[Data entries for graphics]

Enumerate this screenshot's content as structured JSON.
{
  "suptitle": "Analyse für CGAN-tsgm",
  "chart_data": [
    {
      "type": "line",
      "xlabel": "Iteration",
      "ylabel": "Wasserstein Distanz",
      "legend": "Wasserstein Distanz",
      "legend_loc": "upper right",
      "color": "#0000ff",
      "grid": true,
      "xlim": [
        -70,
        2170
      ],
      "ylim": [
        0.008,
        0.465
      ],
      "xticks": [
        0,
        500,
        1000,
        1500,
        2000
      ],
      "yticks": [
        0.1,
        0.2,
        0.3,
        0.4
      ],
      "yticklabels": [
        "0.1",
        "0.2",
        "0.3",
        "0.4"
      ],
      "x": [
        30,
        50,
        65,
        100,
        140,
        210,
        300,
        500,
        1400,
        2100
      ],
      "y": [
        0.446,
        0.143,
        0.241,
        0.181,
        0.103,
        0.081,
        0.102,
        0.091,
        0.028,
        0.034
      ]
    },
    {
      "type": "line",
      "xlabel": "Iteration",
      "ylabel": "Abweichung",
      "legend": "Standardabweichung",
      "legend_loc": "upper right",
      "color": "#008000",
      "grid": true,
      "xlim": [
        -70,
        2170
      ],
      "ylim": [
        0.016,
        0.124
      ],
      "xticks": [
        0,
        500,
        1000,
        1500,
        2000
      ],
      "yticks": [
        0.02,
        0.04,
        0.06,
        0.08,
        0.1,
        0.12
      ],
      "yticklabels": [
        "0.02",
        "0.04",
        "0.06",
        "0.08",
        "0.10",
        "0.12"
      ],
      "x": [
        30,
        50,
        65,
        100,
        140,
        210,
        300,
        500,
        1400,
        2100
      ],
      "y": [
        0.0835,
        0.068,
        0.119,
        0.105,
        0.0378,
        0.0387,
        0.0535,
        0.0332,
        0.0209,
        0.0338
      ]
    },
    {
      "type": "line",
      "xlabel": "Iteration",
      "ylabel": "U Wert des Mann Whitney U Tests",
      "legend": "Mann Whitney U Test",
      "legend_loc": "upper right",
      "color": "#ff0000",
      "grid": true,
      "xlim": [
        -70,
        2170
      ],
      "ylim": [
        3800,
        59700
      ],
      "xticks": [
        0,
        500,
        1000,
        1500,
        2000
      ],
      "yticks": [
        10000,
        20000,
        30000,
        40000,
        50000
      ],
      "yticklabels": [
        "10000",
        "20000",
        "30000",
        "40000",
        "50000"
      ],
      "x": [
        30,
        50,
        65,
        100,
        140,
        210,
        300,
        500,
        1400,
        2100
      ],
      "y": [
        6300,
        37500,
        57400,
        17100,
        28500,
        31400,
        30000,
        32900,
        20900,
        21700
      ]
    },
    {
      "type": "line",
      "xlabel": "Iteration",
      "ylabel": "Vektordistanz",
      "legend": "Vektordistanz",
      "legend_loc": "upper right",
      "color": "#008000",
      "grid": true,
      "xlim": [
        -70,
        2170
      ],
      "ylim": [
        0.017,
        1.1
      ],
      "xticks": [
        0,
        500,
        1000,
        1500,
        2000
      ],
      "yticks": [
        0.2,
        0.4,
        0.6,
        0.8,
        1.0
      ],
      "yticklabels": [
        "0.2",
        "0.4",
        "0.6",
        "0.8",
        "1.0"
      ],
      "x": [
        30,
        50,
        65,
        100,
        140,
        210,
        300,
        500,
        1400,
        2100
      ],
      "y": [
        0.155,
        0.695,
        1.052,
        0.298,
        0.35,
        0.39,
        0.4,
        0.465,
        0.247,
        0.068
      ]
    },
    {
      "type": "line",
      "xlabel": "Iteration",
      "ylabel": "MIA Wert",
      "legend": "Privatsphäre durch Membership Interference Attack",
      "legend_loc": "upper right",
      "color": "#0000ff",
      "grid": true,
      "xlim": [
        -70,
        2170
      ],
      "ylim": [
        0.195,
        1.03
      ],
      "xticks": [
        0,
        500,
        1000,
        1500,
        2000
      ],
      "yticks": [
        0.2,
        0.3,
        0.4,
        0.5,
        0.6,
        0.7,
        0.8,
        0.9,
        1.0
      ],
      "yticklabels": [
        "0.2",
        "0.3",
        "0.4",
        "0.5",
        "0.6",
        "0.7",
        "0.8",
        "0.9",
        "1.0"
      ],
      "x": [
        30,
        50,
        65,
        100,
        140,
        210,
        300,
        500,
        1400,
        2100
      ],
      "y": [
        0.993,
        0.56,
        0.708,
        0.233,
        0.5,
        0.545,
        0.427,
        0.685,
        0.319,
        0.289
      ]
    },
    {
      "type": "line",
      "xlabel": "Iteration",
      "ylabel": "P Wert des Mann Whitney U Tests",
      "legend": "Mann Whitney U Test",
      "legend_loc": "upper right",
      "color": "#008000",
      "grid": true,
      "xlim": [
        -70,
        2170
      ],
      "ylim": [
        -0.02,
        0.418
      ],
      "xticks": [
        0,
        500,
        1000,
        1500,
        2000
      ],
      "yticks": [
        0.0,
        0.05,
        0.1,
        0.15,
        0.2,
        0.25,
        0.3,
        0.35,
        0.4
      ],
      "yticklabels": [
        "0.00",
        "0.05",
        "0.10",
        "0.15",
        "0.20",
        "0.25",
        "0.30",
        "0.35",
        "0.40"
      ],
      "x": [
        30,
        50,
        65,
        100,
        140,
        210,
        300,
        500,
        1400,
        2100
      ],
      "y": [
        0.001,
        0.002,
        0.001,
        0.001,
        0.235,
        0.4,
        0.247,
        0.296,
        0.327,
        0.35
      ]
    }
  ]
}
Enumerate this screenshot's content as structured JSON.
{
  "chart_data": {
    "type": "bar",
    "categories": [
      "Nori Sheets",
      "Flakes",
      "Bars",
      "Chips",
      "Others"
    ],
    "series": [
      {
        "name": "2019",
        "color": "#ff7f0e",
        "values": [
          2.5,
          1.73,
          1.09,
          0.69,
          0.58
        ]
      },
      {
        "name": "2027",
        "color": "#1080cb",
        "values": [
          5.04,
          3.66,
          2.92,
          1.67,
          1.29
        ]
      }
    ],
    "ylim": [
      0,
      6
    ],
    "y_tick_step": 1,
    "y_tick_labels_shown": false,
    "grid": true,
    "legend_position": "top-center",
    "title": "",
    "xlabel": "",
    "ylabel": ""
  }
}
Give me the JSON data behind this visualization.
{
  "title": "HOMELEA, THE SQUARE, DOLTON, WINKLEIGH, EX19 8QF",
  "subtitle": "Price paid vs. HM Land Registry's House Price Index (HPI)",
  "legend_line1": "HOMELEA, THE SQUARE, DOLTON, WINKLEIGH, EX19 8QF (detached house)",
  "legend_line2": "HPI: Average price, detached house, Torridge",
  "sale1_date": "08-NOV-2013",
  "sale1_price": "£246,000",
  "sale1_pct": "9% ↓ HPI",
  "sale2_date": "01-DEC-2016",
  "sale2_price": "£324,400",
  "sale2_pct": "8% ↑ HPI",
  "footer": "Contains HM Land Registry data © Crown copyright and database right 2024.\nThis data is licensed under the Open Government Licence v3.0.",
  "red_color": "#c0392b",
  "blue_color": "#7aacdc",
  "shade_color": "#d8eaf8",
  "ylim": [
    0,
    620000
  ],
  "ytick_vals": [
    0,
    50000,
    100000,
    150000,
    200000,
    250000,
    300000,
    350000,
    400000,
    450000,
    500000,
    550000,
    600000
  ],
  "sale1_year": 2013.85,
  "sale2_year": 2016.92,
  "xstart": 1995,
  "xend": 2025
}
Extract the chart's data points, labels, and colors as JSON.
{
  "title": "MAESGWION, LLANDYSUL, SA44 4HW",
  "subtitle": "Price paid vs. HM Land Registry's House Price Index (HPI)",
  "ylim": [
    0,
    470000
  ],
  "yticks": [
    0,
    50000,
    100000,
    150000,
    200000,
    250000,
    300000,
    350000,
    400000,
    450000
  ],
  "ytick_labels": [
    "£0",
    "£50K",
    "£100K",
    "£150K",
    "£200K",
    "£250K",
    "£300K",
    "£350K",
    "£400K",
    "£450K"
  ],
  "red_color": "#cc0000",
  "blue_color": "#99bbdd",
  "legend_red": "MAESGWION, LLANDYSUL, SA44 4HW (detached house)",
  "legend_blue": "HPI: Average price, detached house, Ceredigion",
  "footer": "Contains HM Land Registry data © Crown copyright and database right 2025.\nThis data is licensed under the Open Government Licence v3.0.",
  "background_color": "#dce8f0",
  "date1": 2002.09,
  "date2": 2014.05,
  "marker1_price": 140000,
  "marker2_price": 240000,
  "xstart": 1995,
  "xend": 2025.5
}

* **Stated goal**: Check each line of the records for the word "ylabel" and extract those that contain it.

* **Problem solution**:
      "ylabel": "Wasserstein Distanz",
      "ylabel": "Abweichung",
      "ylabel": "U Wert des Mann Whitney U Tests",
      "ylabel": "Vektordistanz",
      "ylabel": "MIA Wert",
      "ylabel": "P Wert des Mann Whitney U Tests",
    "ylabel": ""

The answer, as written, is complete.